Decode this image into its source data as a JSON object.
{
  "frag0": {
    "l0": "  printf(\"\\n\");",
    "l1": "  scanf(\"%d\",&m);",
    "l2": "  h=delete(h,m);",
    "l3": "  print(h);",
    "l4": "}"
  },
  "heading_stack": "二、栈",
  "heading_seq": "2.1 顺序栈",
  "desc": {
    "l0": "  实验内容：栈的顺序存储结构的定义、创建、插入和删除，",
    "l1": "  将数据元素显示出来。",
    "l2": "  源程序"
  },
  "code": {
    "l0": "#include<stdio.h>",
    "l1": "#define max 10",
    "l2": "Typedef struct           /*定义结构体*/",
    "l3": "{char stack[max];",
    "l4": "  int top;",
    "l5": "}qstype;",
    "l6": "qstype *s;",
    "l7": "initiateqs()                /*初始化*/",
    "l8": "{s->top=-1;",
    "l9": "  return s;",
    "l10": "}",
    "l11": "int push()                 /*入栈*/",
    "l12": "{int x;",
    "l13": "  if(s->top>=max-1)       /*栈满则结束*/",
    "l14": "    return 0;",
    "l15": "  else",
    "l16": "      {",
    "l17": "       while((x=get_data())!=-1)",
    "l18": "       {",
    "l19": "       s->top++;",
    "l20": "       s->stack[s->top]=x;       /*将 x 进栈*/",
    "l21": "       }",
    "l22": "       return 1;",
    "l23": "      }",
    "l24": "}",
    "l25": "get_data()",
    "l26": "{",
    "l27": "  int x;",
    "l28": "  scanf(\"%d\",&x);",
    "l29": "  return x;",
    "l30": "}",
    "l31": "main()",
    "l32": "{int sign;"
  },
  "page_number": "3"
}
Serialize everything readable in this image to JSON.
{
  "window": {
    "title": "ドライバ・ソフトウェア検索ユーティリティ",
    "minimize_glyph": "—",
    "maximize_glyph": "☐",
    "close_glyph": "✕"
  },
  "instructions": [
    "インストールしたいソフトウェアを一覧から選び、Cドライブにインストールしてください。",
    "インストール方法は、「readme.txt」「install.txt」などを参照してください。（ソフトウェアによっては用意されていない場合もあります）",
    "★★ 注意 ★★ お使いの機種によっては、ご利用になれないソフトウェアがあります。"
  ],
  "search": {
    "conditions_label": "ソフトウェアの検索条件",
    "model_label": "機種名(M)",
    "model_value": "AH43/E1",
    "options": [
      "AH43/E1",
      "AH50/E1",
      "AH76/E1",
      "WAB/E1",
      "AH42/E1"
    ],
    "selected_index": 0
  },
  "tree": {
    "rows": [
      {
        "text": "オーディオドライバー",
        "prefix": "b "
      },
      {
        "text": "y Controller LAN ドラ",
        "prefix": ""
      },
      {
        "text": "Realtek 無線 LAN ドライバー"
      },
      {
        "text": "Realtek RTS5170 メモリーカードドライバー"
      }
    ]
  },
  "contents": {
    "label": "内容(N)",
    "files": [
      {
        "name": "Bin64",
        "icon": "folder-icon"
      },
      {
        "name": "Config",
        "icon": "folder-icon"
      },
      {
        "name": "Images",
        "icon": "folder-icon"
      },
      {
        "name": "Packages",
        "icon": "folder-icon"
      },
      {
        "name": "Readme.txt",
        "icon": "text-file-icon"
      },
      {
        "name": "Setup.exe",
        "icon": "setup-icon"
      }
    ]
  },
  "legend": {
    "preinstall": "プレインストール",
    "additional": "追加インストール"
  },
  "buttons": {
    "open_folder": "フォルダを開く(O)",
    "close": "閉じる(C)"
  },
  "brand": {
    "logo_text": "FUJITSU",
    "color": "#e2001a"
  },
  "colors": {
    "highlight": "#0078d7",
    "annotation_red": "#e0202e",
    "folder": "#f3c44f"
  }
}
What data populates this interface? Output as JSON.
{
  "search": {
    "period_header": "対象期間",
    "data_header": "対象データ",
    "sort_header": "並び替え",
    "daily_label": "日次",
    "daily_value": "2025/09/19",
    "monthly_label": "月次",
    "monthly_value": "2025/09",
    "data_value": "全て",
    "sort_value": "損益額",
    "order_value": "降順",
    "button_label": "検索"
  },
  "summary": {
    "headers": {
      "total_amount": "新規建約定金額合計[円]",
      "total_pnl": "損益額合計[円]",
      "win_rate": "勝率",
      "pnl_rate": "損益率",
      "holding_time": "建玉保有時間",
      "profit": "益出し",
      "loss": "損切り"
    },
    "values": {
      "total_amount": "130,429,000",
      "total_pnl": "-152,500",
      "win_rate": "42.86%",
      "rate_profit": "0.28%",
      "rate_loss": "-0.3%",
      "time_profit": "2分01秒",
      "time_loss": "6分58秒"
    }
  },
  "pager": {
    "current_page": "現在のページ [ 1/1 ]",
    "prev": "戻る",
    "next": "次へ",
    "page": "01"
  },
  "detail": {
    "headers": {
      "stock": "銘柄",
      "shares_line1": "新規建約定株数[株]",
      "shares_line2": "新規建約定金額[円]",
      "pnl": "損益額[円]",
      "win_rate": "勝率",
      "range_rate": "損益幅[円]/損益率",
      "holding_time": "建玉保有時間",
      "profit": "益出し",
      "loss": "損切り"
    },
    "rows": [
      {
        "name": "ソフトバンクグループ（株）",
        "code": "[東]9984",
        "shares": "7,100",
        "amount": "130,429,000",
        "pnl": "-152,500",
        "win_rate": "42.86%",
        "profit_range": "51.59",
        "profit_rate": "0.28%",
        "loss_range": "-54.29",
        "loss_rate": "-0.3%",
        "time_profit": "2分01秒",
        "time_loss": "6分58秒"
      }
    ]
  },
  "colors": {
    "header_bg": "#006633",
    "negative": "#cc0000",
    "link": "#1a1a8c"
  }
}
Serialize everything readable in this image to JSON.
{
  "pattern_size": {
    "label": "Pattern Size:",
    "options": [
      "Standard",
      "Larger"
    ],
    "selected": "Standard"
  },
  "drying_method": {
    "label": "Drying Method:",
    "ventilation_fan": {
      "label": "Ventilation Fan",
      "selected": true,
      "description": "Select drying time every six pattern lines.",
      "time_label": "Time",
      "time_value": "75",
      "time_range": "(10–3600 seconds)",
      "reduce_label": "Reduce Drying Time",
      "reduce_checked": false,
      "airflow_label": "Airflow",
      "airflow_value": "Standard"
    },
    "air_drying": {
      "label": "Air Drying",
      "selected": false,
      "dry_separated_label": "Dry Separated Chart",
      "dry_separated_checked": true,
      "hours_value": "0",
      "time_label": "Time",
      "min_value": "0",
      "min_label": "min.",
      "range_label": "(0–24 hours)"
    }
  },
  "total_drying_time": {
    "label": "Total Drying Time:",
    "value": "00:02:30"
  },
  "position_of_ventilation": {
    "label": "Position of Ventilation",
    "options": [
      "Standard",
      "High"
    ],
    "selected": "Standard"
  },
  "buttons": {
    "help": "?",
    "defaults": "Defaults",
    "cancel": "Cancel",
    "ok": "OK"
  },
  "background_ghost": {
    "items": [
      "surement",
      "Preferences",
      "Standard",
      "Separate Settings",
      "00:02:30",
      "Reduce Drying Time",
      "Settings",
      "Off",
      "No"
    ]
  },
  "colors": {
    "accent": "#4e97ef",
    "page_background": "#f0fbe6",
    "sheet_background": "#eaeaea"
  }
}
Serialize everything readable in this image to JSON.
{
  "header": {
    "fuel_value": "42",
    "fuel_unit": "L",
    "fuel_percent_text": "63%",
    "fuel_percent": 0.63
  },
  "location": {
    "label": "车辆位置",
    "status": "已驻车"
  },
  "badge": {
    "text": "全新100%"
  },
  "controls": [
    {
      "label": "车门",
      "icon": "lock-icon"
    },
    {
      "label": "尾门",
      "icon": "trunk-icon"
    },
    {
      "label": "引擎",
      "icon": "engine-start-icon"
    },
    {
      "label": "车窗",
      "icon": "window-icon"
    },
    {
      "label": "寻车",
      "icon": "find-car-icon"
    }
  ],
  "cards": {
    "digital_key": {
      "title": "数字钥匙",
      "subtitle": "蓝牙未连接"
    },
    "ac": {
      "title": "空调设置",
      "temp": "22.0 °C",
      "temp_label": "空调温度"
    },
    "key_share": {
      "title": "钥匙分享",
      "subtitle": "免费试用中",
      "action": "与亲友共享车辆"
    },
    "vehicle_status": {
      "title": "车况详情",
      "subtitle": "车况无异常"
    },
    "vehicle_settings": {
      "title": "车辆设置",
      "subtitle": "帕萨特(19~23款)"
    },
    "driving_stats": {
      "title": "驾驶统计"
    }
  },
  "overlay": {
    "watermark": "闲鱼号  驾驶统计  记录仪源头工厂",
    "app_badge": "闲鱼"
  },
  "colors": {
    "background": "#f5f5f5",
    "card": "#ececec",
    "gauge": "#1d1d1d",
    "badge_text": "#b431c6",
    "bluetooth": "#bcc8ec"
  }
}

****

> Goal: Extract all lines of the records above that include "Realtek".

> Output below:
        "text": "Realtek 無線 LAN ドライバー"
        "text": "Realtek RTS5170 メモリーカードドライバー"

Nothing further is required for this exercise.